▶ **Description of the task**
Wherever a line in the data below holds "Lacaba", copy that line.

▶ **Provided material**
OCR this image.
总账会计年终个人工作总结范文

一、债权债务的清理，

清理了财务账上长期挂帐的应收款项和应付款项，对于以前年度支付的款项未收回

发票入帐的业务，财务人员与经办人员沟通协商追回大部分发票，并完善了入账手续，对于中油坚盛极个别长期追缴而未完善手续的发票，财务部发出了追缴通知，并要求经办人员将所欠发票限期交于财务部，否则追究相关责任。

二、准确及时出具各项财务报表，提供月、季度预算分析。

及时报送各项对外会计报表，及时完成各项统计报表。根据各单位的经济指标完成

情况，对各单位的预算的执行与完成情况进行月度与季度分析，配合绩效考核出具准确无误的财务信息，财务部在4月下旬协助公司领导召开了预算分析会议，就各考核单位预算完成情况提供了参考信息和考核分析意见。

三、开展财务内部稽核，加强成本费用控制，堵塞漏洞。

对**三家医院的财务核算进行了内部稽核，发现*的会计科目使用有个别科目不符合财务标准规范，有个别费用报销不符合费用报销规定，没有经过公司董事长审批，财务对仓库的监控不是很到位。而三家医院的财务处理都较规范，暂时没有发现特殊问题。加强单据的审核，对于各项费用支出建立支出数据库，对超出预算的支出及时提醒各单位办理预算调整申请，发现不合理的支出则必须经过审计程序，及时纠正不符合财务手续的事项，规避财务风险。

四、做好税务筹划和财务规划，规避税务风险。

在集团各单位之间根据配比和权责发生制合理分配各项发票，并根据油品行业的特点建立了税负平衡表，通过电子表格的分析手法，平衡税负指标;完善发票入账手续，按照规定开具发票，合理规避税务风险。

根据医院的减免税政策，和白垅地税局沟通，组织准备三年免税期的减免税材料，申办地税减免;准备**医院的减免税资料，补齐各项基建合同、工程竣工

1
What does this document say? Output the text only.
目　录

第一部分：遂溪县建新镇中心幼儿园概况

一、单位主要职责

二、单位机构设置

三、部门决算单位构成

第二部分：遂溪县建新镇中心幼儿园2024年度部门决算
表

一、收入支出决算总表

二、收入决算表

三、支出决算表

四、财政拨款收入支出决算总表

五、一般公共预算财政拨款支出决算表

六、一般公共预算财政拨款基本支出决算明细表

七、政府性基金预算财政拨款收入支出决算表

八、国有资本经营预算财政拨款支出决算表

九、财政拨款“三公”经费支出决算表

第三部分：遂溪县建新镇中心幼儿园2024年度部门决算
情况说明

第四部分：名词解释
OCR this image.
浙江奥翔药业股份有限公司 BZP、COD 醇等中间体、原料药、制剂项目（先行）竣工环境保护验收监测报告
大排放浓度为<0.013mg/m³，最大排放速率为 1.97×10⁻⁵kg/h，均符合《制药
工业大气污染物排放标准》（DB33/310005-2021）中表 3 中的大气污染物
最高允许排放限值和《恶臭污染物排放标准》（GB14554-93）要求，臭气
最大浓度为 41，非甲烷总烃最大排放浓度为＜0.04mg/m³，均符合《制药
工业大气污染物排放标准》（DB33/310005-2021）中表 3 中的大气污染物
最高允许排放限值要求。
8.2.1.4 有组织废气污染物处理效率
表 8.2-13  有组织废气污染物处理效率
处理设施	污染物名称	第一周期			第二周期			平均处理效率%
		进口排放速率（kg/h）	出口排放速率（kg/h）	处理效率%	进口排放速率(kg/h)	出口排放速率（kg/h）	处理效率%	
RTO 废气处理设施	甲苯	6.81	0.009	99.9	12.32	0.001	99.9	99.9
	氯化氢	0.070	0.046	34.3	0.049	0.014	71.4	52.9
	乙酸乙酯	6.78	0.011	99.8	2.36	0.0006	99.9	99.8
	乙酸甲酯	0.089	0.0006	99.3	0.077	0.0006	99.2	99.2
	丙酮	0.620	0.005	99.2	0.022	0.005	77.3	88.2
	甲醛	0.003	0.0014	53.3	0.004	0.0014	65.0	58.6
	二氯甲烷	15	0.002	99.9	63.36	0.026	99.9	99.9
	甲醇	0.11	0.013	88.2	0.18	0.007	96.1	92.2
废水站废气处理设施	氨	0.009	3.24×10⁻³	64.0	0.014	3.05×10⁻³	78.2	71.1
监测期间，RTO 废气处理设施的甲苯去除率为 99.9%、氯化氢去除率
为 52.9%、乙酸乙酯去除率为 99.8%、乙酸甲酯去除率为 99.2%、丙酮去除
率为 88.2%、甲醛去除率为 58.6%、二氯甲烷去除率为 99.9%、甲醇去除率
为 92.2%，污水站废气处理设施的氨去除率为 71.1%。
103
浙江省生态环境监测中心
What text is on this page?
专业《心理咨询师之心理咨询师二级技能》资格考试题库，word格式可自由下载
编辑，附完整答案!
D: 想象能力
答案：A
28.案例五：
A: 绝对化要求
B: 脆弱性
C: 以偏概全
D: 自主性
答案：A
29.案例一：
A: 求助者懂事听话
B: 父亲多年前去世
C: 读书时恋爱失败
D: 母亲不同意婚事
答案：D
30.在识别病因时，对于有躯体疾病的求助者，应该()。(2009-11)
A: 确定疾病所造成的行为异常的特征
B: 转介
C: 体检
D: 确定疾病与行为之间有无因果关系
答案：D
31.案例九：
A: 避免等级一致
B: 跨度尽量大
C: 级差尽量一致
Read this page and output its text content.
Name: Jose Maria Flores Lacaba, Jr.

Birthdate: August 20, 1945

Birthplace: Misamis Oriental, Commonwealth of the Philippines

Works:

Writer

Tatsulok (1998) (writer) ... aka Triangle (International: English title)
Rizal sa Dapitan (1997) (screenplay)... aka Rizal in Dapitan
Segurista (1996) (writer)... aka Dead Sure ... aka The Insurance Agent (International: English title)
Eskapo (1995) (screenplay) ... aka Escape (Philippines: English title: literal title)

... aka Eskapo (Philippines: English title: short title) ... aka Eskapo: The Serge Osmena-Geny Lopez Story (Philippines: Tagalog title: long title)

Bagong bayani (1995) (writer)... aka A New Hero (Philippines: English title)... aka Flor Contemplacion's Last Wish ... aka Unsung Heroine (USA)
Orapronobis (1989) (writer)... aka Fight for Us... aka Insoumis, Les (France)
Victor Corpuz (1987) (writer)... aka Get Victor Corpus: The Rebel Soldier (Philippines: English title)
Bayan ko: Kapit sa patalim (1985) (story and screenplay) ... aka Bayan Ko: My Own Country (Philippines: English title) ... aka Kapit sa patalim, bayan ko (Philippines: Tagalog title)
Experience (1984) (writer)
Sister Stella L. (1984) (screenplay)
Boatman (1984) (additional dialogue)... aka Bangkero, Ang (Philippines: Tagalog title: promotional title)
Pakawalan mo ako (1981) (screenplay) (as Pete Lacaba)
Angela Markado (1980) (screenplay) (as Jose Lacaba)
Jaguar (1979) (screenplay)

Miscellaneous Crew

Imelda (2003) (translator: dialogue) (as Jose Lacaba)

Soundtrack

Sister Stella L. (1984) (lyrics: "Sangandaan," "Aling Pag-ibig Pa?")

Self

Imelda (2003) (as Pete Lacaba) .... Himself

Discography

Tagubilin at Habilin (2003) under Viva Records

▶ **Correct answer**
Name: Jose Maria Flores Lacaba, Jr.
Pakawalan mo ako (1981) (screenplay) (as Pete Lacaba)
Angela Markado (1980) (screenplay) (as Jose Lacaba)
Imelda (2003) (translator: dialogue) (as Jose Lacaba)
Imelda (2003) (as Pete Lacaba) .... Himself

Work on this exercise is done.